**TASK DIRECTIONS**
Set down the full listing exactly, character for character.

**EXERCISE MATERIALS**
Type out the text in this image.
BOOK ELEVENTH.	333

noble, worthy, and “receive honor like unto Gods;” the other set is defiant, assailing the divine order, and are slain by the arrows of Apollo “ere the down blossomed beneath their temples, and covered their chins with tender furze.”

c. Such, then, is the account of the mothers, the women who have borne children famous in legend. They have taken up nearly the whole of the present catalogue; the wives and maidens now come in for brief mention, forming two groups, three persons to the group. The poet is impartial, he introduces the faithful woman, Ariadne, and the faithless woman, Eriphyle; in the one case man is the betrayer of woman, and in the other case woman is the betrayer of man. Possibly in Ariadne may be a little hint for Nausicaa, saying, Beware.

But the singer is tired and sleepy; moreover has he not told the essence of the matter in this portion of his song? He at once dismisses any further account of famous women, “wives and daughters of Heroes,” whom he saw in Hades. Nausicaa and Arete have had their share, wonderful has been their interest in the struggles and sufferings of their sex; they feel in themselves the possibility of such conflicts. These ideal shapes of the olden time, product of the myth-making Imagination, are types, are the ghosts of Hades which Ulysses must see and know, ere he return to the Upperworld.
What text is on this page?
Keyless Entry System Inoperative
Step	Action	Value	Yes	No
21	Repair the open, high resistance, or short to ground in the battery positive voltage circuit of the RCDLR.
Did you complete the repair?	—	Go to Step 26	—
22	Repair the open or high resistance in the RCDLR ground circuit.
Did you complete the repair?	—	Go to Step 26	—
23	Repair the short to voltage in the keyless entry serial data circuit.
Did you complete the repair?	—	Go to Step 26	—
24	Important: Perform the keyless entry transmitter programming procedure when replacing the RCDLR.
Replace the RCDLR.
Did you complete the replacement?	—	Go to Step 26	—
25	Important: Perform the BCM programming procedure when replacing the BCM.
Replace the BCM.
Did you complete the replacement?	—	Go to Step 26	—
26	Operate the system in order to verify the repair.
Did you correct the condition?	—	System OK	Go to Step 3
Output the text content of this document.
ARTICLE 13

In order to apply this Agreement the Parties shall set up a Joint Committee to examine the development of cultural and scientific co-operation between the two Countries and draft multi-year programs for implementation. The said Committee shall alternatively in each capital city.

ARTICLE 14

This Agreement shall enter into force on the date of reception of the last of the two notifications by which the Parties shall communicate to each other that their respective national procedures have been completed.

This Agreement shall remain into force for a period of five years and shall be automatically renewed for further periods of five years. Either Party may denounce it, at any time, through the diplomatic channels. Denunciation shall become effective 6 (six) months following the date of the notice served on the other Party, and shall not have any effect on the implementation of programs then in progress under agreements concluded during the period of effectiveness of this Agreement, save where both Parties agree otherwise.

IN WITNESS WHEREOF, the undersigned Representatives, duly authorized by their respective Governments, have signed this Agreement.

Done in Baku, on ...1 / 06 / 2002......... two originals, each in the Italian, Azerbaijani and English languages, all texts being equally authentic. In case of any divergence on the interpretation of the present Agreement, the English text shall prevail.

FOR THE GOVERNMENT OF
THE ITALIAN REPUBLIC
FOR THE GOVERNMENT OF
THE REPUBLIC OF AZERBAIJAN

**SOLUTION TO THIS PROBLEM**
Type out the text in this image.
BOOK ELEVENTH.	333

noble, worthy, and “receive honor like unto Gods;” the other set is defiant, assailing the divine order, and are slain by the arrows of Apollo “ere the down blossomed beneath their temples, and covered their chins with tender furze.”

c. Such, then, is the account of the mothers, the women who have borne children famous in legend. They have taken up nearly the whole of the present catalogue; the wives and maidens now come in for brief mention, forming two groups, three persons to the group. The poet is impartial, he introduces the faithful woman, Ariadne, and the faithless woman, Eriphyle; in the one case man is the betrayer of woman, and in the other case woman is the betrayer of man. Possibly in Ariadne may be a little hint for Nausicaa, saying, Beware.

But the singer is tired and sleepy; moreover has he not told the essence of the matter in this portion of his song? He at once dismisses any further account of famous women, “wives and daughters of Heroes,” whom he saw in Hades. Nausicaa and Arete have had their share, wonderful has been their interest in the struggles and sufferings of their sex; they feel in themselves the possibility of such conflicts. These ideal shapes of the olden time, product of the myth-making Imagination, are types, are the ghosts of Hades which Ulysses must see and know, ere he return to the Upperworld.
What text is on this page?
Keyless Entry System Inoperative
Step	Action	Value	Yes	No
21	Repair the open, high resistance, or short to ground in the battery positive voltage circuit of the RCDLR.
Did you complete the repair?	—	Go to Step 26	—
22	Repair the open or high resistance in the RCDLR ground circuit.
Did you complete the repair?	—	Go to Step 26	—
23	Repair the short to voltage in the keyless entry serial data circuit.
Did you complete the repair?	—	Go to Step 26	—
24	Important: Perform the keyless entry transmitter programming procedure when replacing the RCDLR.
Replace the RCDLR.
Did you complete the replacement?	—	Go to Step 26	—
25	Important: Perform the BCM programming procedure when replacing the BCM.
Replace the BCM.
Did you complete the replacement?	—	Go to Step 26	—
26	Operate the system in order to verify the repair.
Did you correct the condition?	—	System OK	Go to Step 3
Output the text content of this document.
ARTICLE 13

In order to apply this Agreement the Parties shall set up a Joint Committee to examine the development of cultural and scientific co-operation between the two Countries and draft multi-year programs for implementation. The said Committee shall alternatively in each capital city.

ARTICLE 14

This Agreement shall enter into force on the date of reception of the last of the two notifications by which the Parties shall communicate to each other that their respective national procedures have been completed.

This Agreement shall remain into force for a period of five years and shall be automatically renewed for further periods of five years. Either Party may denounce it, at any time, through the diplomatic channels. Denunciation shall become effective 6 (six) months following the date of the notice served on the other Party, and shall not have any effect on the implementation of programs then in progress under agreements concluded during the period of effectiveness of this Agreement, save where both Parties agree otherwise.

IN WITNESS WHEREOF, the undersigned Representatives, duly authorized by their respective Governments, have signed this Agreement.

Done in Baku, on ...1 / 06 / 2002......... two originals, each in the Italian, Azerbaijani and English languages, all texts being equally authentic. In case of any divergence on the interpretation of the present Agreement, the English text shall prevail.

FOR THE GOVERNMENT OF
THE ITALIAN REPUBLIC
FOR THE GOVERNMENT OF
THE REPUBLIC OF AZERBAIJAN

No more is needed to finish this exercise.